**Material for this exercise:**
— begin —
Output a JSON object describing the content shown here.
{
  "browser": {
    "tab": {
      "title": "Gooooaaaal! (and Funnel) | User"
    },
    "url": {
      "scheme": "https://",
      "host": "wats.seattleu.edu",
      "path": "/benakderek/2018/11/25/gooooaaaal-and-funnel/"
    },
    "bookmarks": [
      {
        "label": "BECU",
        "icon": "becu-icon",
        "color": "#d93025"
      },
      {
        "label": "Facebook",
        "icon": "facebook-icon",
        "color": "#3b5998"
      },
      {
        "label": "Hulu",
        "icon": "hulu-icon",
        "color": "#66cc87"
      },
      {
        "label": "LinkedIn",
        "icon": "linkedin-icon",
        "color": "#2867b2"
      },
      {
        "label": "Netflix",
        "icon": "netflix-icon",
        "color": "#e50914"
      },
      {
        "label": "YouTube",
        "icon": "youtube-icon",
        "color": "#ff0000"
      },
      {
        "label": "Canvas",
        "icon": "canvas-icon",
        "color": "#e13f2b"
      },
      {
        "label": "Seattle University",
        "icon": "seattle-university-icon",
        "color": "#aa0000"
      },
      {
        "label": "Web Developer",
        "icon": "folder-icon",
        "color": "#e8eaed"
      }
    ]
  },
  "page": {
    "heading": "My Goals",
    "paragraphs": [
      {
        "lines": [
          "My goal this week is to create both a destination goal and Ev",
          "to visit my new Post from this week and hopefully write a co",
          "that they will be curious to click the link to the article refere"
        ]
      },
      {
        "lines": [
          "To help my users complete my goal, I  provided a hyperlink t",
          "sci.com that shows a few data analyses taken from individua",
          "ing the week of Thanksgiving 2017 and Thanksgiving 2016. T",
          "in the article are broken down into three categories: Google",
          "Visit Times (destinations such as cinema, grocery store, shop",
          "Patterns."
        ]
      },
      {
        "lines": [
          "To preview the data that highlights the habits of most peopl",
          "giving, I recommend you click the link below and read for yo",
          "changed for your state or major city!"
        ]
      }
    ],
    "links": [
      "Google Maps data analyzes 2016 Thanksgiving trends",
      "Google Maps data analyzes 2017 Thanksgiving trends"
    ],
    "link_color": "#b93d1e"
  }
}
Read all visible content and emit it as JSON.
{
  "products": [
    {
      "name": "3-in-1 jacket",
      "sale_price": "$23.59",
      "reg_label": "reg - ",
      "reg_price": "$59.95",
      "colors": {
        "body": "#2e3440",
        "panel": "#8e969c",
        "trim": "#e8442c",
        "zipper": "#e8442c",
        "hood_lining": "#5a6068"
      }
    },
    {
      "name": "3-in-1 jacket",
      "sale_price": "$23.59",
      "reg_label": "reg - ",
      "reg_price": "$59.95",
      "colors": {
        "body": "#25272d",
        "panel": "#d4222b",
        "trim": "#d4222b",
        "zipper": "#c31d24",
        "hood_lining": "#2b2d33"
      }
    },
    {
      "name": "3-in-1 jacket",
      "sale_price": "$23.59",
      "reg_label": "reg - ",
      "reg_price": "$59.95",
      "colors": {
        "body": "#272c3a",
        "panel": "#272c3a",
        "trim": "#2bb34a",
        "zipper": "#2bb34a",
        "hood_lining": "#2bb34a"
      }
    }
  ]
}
— end —
**Your task:**
Reproduce each entry word for word.

**The output:**
Output a JSON object describing the content shown here.
{
  "browser": {
    "tab": {
      "title": "Gooooaaaal! (and Funnel) | User"
    },
    "url": {
      "scheme": "https://",
      "host": "wats.seattleu.edu",
      "path": "/benakderek/2018/11/25/gooooaaaal-and-funnel/"
    },
    "bookmarks": [
      {
        "label": "BECU",
        "icon": "becu-icon",
        "color": "#d93025"
      },
      {
        "label": "Facebook",
        "icon": "facebook-icon",
        "color": "#3b5998"
      },
      {
        "label": "Hulu",
        "icon": "hulu-icon",
        "color": "#66cc87"
      },
      {
        "label": "LinkedIn",
        "icon": "linkedin-icon",
        "color": "#2867b2"
      },
      {
        "label": "Netflix",
        "icon": "netflix-icon",
        "color": "#e50914"
      },
      {
        "label": "YouTube",
        "icon": "youtube-icon",
        "color": "#ff0000"
      },
      {
        "label": "Canvas",
        "icon": "canvas-icon",
        "color": "#e13f2b"
      },
      {
        "label": "Seattle University",
        "icon": "seattle-university-icon",
        "color": "#aa0000"
      },
      {
        "label": "Web Developer",
        "icon": "folder-icon",
        "color": "#e8eaed"
      }
    ]
  },
  "page": {
    "heading": "My Goals",
    "paragraphs": [
      {
        "lines": [
          "My goal this week is to create both a destination goal and Ev",
          "to visit my new Post from this week and hopefully write a co",
          "that they will be curious to click the link to the article refere"
        ]
      },
      {
        "lines": [
          "To help my users complete my goal, I  provided a hyperlink t",
          "sci.com that shows a few data analyses taken from individua",
          "ing the week of Thanksgiving 2017 and Thanksgiving 2016. T",
          "in the article are broken down into three categories: Google",
          "Visit Times (destinations such as cinema, grocery store, shop",
          "Patterns."
        ]
      },
      {
        "lines": [
          "To preview the data that highlights the habits of most peopl",
          "giving, I recommend you click the link below and read for yo",
          "changed for your state or major city!"
        ]
      }
    ],
    "links": [
      "Google Maps data analyzes 2016 Thanksgiving trends",
      "Google Maps data analyzes 2017 Thanksgiving trends"
    ],
    "link_color": "#b93d1e"
  }
}
Read all visible content and emit it as JSON.
{
  "products": [
    {
      "name": "3-in-1 jacket",
      "sale_price": "$23.59",
      "reg_label": "reg - ",
      "reg_price": "$59.95",
      "colors": {
        "body": "#2e3440",
        "panel": "#8e969c",
        "trim": "#e8442c",
        "zipper": "#e8442c",
        "hood_lining": "#5a6068"
      }
    },
    {
      "name": "3-in-1 jacket",
      "sale_price": "$23.59",
      "reg_label": "reg - ",
      "reg_price": "$59.95",
      "colors": {
        "body": "#25272d",
        "panel": "#d4222b",
        "trim": "#d4222b",
        "zipper": "#c31d24",
        "hood_lining": "#2b2d33"
      }
    },
    {
      "name": "3-in-1 jacket",
      "sale_price": "$23.59",
      "reg_label": "reg - ",
      "reg_price": "$59.95",
      "colors": {
        "body": "#272c3a",
        "panel": "#272c3a",
        "trim": "#2bb34a",
        "zipper": "#2bb34a",
        "hood_lining": "#2bb34a"
      }
    }
  ]
}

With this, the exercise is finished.